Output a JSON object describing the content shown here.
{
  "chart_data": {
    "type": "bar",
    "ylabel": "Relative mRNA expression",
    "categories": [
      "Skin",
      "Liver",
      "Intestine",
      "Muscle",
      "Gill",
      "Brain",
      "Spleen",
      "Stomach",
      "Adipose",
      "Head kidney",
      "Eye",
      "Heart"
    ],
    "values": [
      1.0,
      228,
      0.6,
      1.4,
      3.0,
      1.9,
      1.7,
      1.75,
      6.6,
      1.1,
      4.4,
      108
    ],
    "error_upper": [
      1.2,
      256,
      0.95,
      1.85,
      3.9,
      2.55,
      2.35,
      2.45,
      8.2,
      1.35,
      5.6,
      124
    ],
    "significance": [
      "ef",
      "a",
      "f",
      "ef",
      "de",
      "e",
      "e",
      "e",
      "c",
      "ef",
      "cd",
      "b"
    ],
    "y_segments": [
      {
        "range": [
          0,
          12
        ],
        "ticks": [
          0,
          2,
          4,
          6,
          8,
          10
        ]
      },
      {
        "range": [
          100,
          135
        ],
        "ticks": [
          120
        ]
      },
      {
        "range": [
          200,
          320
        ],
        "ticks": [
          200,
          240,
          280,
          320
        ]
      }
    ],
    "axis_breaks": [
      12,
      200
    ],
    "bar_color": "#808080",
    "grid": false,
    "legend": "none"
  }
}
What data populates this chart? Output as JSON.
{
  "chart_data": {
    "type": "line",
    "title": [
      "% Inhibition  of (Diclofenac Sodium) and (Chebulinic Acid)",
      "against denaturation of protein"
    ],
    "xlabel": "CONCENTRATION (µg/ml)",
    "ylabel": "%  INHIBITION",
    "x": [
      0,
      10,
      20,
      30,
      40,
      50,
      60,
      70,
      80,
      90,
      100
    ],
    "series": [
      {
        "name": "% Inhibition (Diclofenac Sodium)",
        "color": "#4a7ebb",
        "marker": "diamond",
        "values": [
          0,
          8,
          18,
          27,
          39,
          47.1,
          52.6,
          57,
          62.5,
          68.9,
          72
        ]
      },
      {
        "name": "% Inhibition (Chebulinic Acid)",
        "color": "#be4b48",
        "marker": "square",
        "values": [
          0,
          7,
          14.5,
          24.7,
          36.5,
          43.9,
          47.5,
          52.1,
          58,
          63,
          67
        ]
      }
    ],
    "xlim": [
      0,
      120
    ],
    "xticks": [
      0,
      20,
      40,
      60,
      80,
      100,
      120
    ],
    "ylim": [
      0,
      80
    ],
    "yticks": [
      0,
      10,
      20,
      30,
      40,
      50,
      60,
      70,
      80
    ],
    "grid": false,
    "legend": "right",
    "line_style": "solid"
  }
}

● ● ●

## Goal of the exercise
Give the material again, complete and unaltered.

## Solution below
Output a JSON object describing the content shown here.
{
  "chart_data": {
    "type": "bar",
    "ylabel": "Relative mRNA expression",
    "categories": [
      "Skin",
      "Liver",
      "Intestine",
      "Muscle",
      "Gill",
      "Brain",
      "Spleen",
      "Stomach",
      "Adipose",
      "Head kidney",
      "Eye",
      "Heart"
    ],
    "values": [
      1.0,
      228,
      0.6,
      1.4,
      3.0,
      1.9,
      1.7,
      1.75,
      6.6,
      1.1,
      4.4,
      108
    ],
    "error_upper": [
      1.2,
      256,
      0.95,
      1.85,
      3.9,
      2.55,
      2.35,
      2.45,
      8.2,
      1.35,
      5.6,
      124
    ],
    "significance": [
      "ef",
      "a",
      "f",
      "ef",
      "de",
      "e",
      "e",
      "e",
      "c",
      "ef",
      "cd",
      "b"
    ],
    "y_segments": [
      {
        "range": [
          0,
          12
        ],
        "ticks": [
          0,
          2,
          4,
          6,
          8,
          10
        ]
      },
      {
        "range": [
          100,
          135
        ],
        "ticks": [
          120
        ]
      },
      {
        "range": [
          200,
          320
        ],
        "ticks": [
          200,
          240,
          280,
          320
        ]
      }
    ],
    "axis_breaks": [
      12,
      200
    ],
    "bar_color": "#808080",
    "grid": false,
    "legend": "none"
  }
}
What data populates this chart? Output as JSON.
{
  "chart_data": {
    "type": "line",
    "title": [
      "% Inhibition  of (Diclofenac Sodium) and (Chebulinic Acid)",
      "against denaturation of protein"
    ],
    "xlabel": "CONCENTRATION (µg/ml)",
    "ylabel": "%  INHIBITION",
    "x": [
      0,
      10,
      20,
      30,
      40,
      50,
      60,
      70,
      80,
      90,
      100
    ],
    "series": [
      {
        "name": "% Inhibition (Diclofenac Sodium)",
        "color": "#4a7ebb",
        "marker": "diamond",
        "values": [
          0,
          8,
          18,
          27,
          39,
          47.1,
          52.6,
          57,
          62.5,
          68.9,
          72
        ]
      },
      {
        "name": "% Inhibition (Chebulinic Acid)",
        "color": "#be4b48",
        "marker": "square",
        "values": [
          0,
          7,
          14.5,
          24.7,
          36.5,
          43.9,
          47.5,
          52.1,
          58,
          63,
          67
        ]
      }
    ],
    "xlim": [
      0,
      120
    ],
    "xticks": [
      0,
      20,
      40,
      60,
      80,
      100,
      120
    ],
    "ylim": [
      0,
      80
    ],
    "yticks": [
      0,
      10,
      20,
      30,
      40,
      50,
      60,
      70,
      80
    ],
    "grid": false,
    "legend": "right",
    "line_style": "solid"
  }
}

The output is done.